==== Data entries ====

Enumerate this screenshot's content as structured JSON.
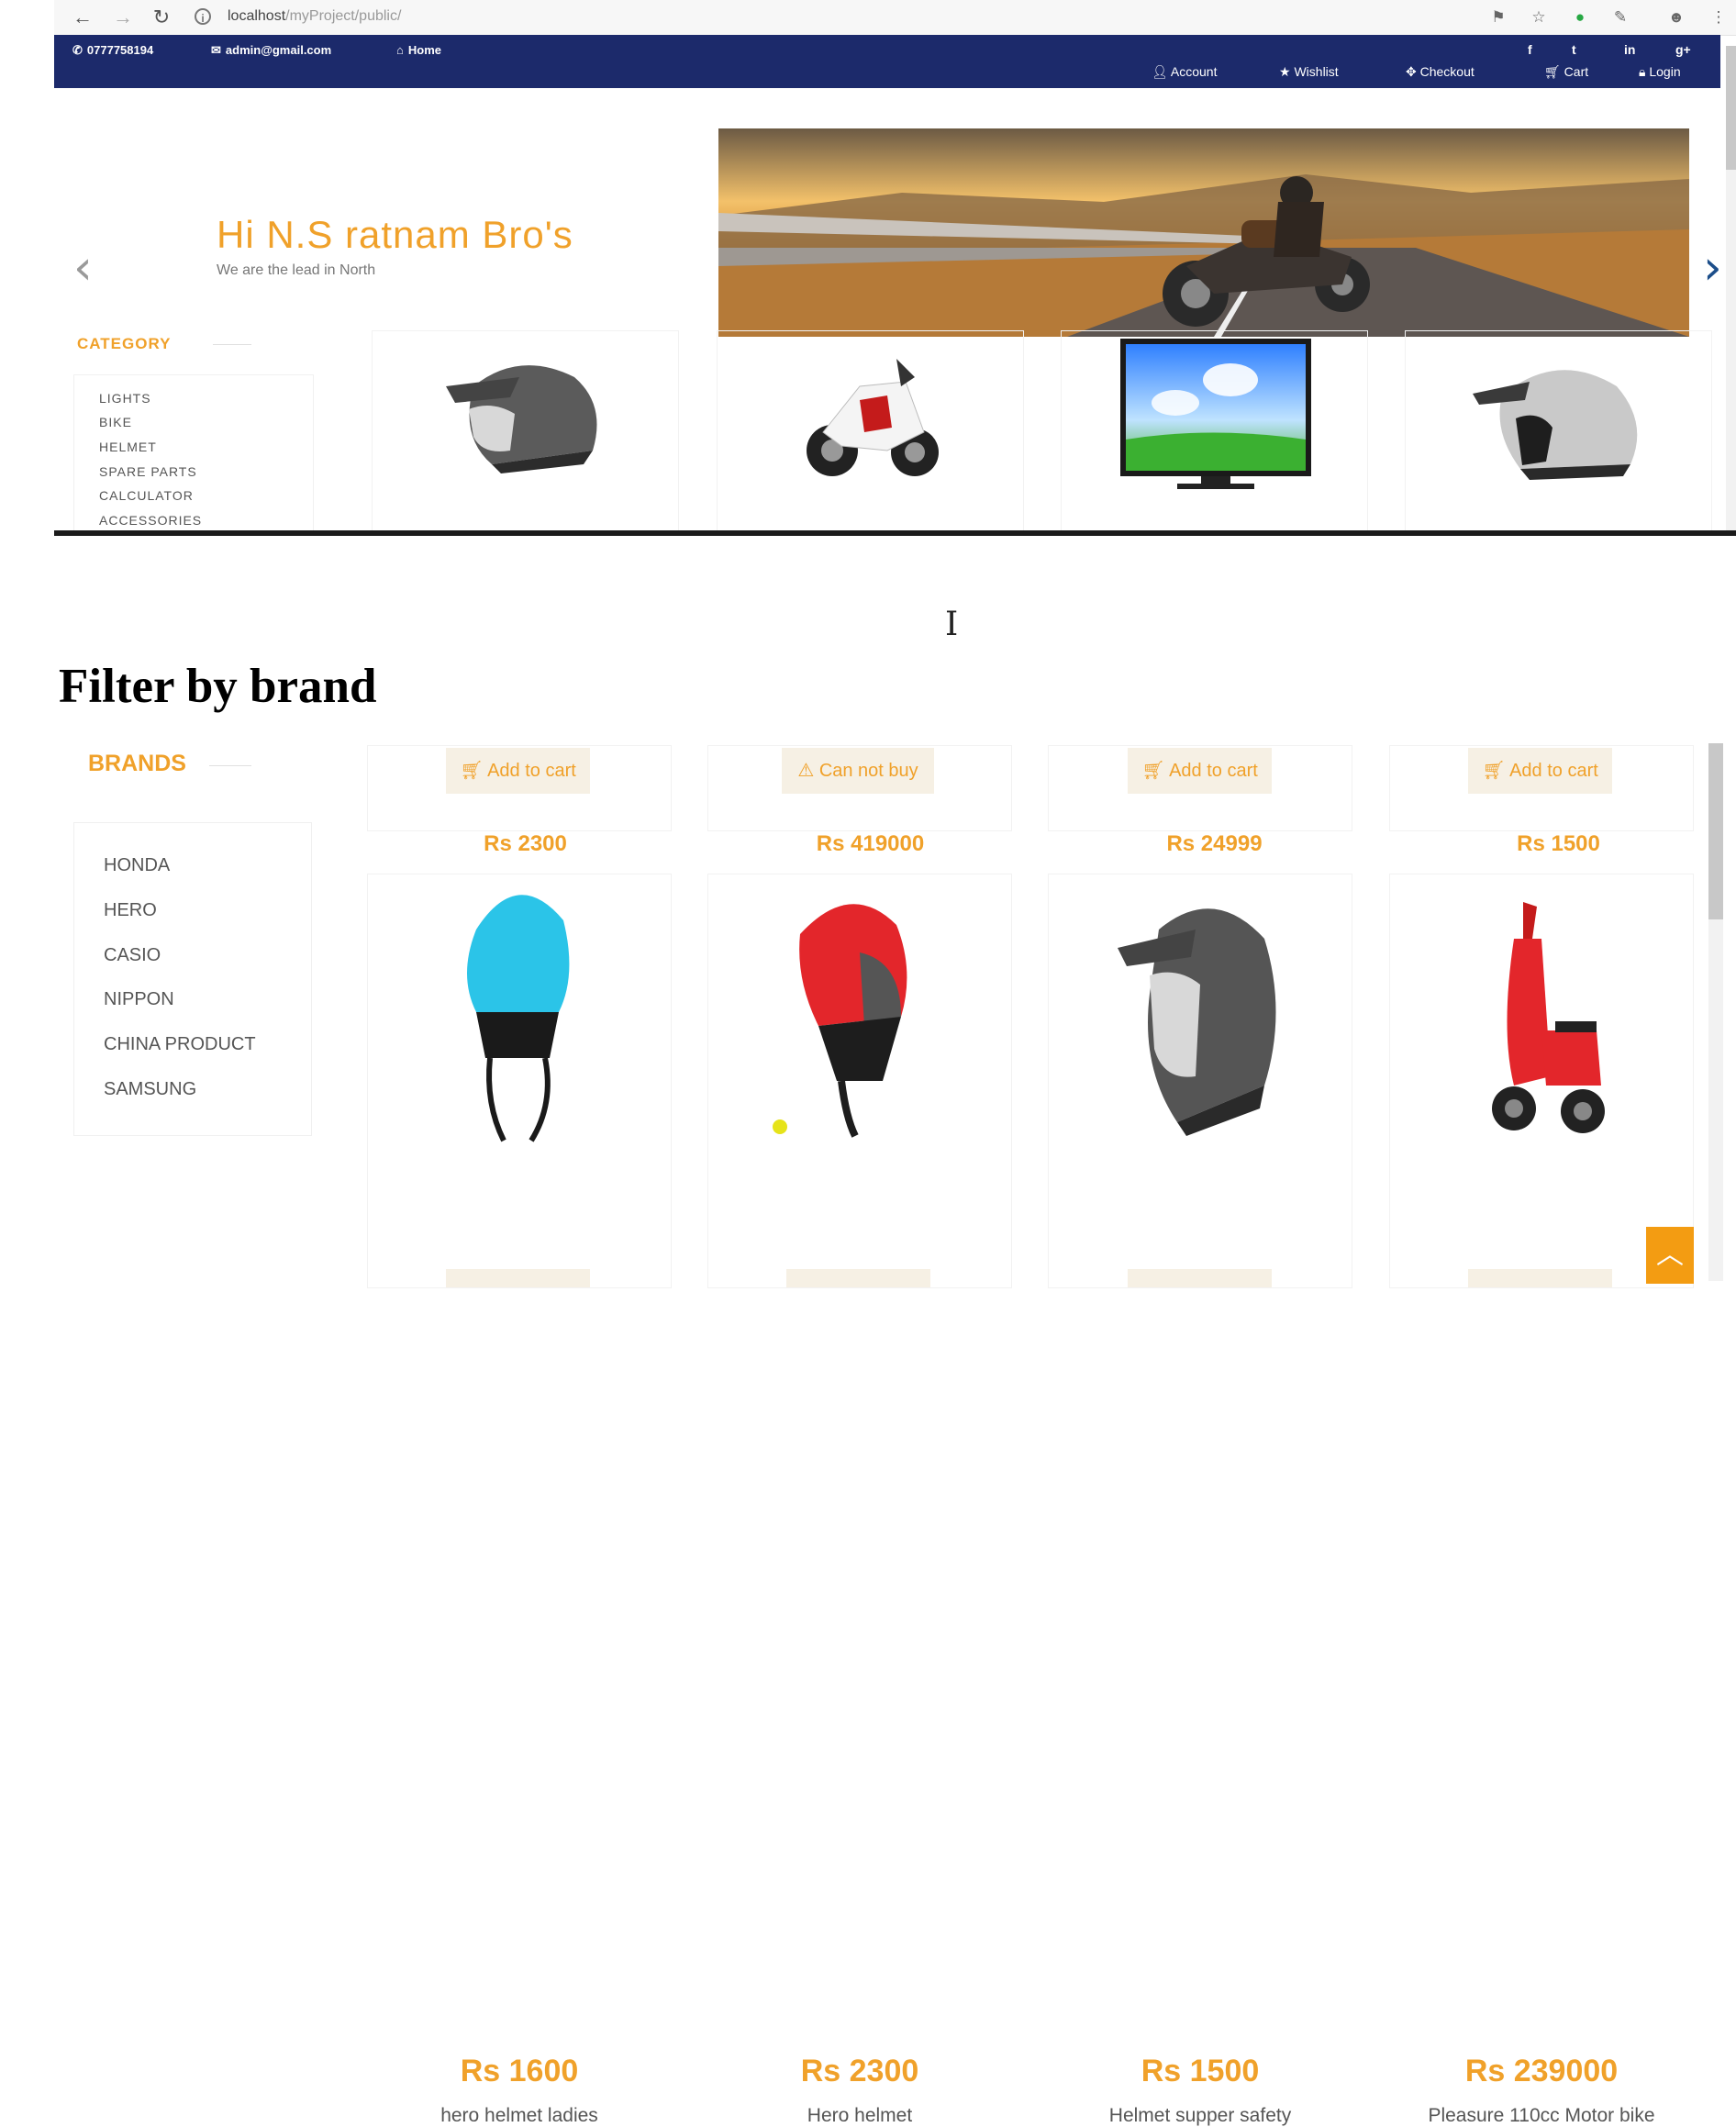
{
  "browser": {
    "url_host": "localhost",
    "url_path": "/myProject/public/"
  },
  "header": {
    "phone": "0777758194",
    "email": "admin@gmail.com",
    "home": "Home",
    "social": [
      "f",
      "t",
      "in",
      "g+"
    ],
    "account": "Account",
    "wishlist": "Wishlist",
    "checkout": "Checkout",
    "cart": "Cart",
    "login": "Login"
  },
  "slider": {
    "title": "Hi N.S ratnam Bro's",
    "subtitle": "We are the lead in North"
  },
  "category": {
    "title": "CATEGORY",
    "items": [
      "LIGHTS",
      "BIKE",
      "HELMET",
      "SPARE PARTS",
      "CALCULATOR",
      "ACCESSORIES"
    ]
  },
  "featured": [
    {
      "price": "Rs 2300",
      "image": "helmet-icon"
    },
    {
      "price": "Rs 419000",
      "image": "motorbike-icon"
    },
    {
      "price": "Rs 24999",
      "image": "tv-icon"
    },
    {
      "price": "Rs 1500",
      "image": "helmet-icon"
    }
  ],
  "filter_heading": "Filter by brand",
  "brands": {
    "title": "BRANDS",
    "items": [
      "HONDA",
      "HERO",
      "CASIO",
      "NIPPON",
      "CHINA PRODUCT",
      "SAMSUNG"
    ]
  },
  "top_row_buttons": [
    {
      "label": "Add to cart",
      "icon": "cart-icon"
    },
    {
      "label": "Can not buy",
      "icon": "warning-icon"
    },
    {
      "label": "Add to cart",
      "icon": "cart-icon"
    },
    {
      "label": "Add to cart",
      "icon": "cart-icon"
    }
  ],
  "products": [
    {
      "price": "Rs 1600",
      "name": "hero helmet ladies"
    },
    {
      "price": "Rs 2300",
      "name": "Hero helmet"
    },
    {
      "price": "Rs 1500",
      "name": "Helmet supper safety"
    },
    {
      "price": "Rs 239000",
      "name": "Pleasure 110cc Motor bike"
    }
  ],
  "colors": {
    "accent": "#f0a12a",
    "header_bg": "#1c2a6b",
    "button_bg": "#f6f0e4"
  }
}
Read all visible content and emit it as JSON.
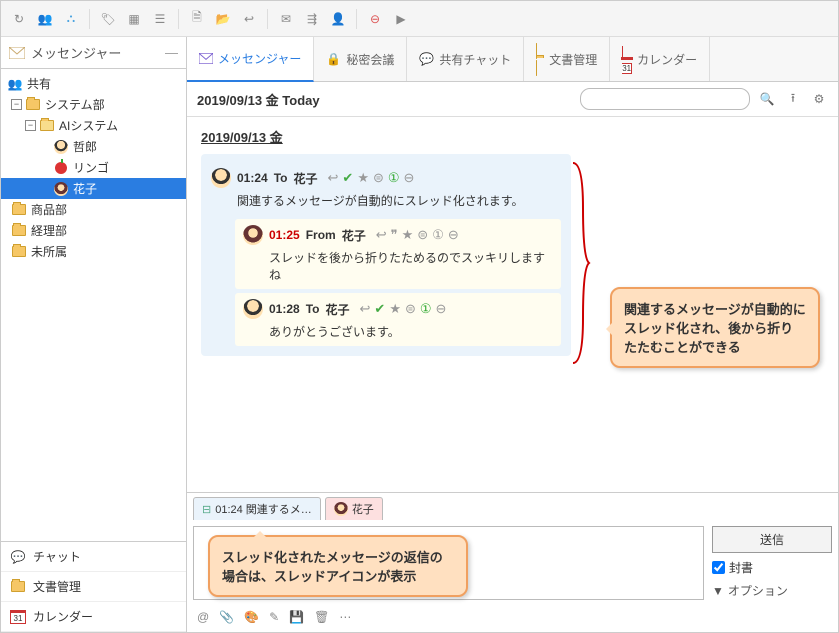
{
  "toolbar_icons": [
    "refresh",
    "user-pair",
    "user-group",
    "tag",
    "grid",
    "menu",
    "file",
    "folder-open",
    "reply-all",
    "mail-new",
    "thread",
    "user-badge",
    "no-entry",
    "flag-off"
  ],
  "sidebar": {
    "header": "メッセンジャー",
    "shared_label": "共有",
    "tree": {
      "system": "システム部",
      "ai": "AIシステム",
      "users": [
        "哲郎",
        "リンゴ",
        "花子"
      ],
      "sales": "商品部",
      "accounting": "経理部",
      "unassigned": "未所属"
    },
    "bottom": {
      "chat": "チャット",
      "docs": "文書管理",
      "calendar": "カレンダー",
      "calendar_day": "31"
    }
  },
  "tabs": {
    "messenger": "メッセンジャー",
    "secret": "秘密会議",
    "shared_chat": "共有チャット",
    "docs": "文書管理",
    "calendar": "カレンダー",
    "calendar_day": "31"
  },
  "header": {
    "date_title": "2019/09/13 金 Today",
    "search_placeholder": ""
  },
  "messages": {
    "date": "2019/09/13 金",
    "m1": {
      "time": "01:24",
      "dir": "To",
      "who": "花子",
      "body": "関連するメッセージが自動的にスレッド化されます。"
    },
    "m2": {
      "time": "01:25",
      "dir": "From",
      "who": "花子",
      "body": "スレッドを後から折りたためるのでスッキリしますね"
    },
    "m3": {
      "time": "01:28",
      "dir": "To",
      "who": "花子",
      "body": "ありがとうございます。"
    }
  },
  "callout1": "関連するメッセージが自動的にスレッド化され、後から折りたたむことができる",
  "compose": {
    "tab1": "01:24 関連するメ…",
    "tab2": "花子",
    "send": "送信",
    "sealed": "封書",
    "option": "オプション"
  },
  "callout2": "スレッド化されたメッセージの返信の場合は、スレッドアイコンが表示"
}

====

Set down the complete material exactly, but do not include the images.

Enumerate this screenshot's content as structured JSON.
{
  "browser": {
    "url_host": "localhost",
    "url_path": "/myProject/public/"
  },
  "header": {
    "phone": "0777758194",
    "email": "admin@gmail.com",
    "home": "Home",
    "social": [
      "f",
      "t",
      "in",
      "g+"
    ],
    "account": "Account",
    "wishlist": "Wishlist",
    "checkout": "Checkout",
    "cart": "Cart",
    "login": "Login"
  },
  "slider": {
    "title": "Hi N.S ratnam Bro's",
    "subtitle": "We are the lead in North"
  },
  "category": {
    "title": "CATEGORY",
    "items": [
      "LIGHTS",
      "BIKE",
      "HELMET",
      "SPARE PARTS",
      "CALCULATOR",
      "ACCESSORIES"
    ]
  },
  "featured": [
    {
      "price": "Rs 2300",
      "image": "helmet-icon"
    },
    {
      "price": "Rs 419000",
      "image": "motorbike-icon"
    },
    {
      "price": "Rs 24999",
      "image": "tv-icon"
    },
    {
      "price": "Rs 1500",
      "image": "helmet-icon"
    }
  ],
  "filter_heading": "Filter by brand",
  "brands": {
    "title": "BRANDS",
    "items": [
      "HONDA",
      "HERO",
      "CASIO",
      "NIPPON",
      "CHINA PRODUCT",
      "SAMSUNG"
    ]
  },
  "top_row_buttons": [
    {
      "label": "Add to cart",
      "icon": "cart-icon"
    },
    {
      "label": "Can not buy",
      "icon": "warning-icon"
    },
    {
      "label": "Add to cart",
      "icon": "cart-icon"
    },
    {
      "label": "Add to cart",
      "icon": "cart-icon"
    }
  ],
  "products": [
    {
      "price": "Rs 1600",
      "name": "hero helmet ladies"
    },
    {
      "price": "Rs 2300",
      "name": "Hero helmet"
    },
    {
      "price": "Rs 1500",
      "name": "Helmet supper safety"
    },
    {
      "price": "Rs 239000",
      "name": "Pleasure 110cc Motor bike"
    }
  ],
  "colors": {
    "accent": "#f0a12a",
    "header_bg": "#1c2a6b",
    "button_bg": "#f6f0e4"
  }
}
Read all visible content and emit it as JSON.
{
  "toolbar_icons": [
    "refresh",
    "user-pair",
    "user-group",
    "tag",
    "grid",
    "menu",
    "file",
    "folder-open",
    "reply-all",
    "mail-new",
    "thread",
    "user-badge",
    "no-entry",
    "flag-off"
  ],
  "sidebar": {
    "header": "メッセンジャー",
    "shared_label": "共有",
    "tree": {
      "system": "システム部",
      "ai": "AIシステム",
      "users": [
        "哲郎",
        "リンゴ",
        "花子"
      ],
      "sales": "商品部",
      "accounting": "経理部",
      "unassigned": "未所属"
    },
    "bottom": {
      "chat": "チャット",
      "docs": "文書管理",
      "calendar": "カレンダー",
      "calendar_day": "31"
    }
  },
  "tabs": {
    "messenger": "メッセンジャー",
    "secret": "秘密会議",
    "shared_chat": "共有チャット",
    "docs": "文書管理",
    "calendar": "カレンダー",
    "calendar_day": "31"
  },
  "header": {
    "date_title": "2019/09/13 金 Today",
    "search_placeholder": ""
  },
  "messages": {
    "date": "2019/09/13 金",
    "m1": {
      "time": "01:24",
      "dir": "To",
      "who": "花子",
      "body": "関連するメッセージが自動的にスレッド化されます。"
    },
    "m2": {
      "time": "01:25",
      "dir": "From",
      "who": "花子",
      "body": "スレッドを後から折りたためるのでスッキリしますね"
    },
    "m3": {
      "time": "01:28",
      "dir": "To",
      "who": "花子",
      "body": "ありがとうございます。"
    }
  },
  "callout1": "関連するメッセージが自動的にスレッド化され、後から折りたたむことができる",
  "compose": {
    "tab1": "01:24 関連するメ…",
    "tab2": "花子",
    "send": "送信",
    "sealed": "封書",
    "option": "オプション"
  },
  "callout2": "スレッド化されたメッセージの返信の場合は、スレッドアイコンが表示"
}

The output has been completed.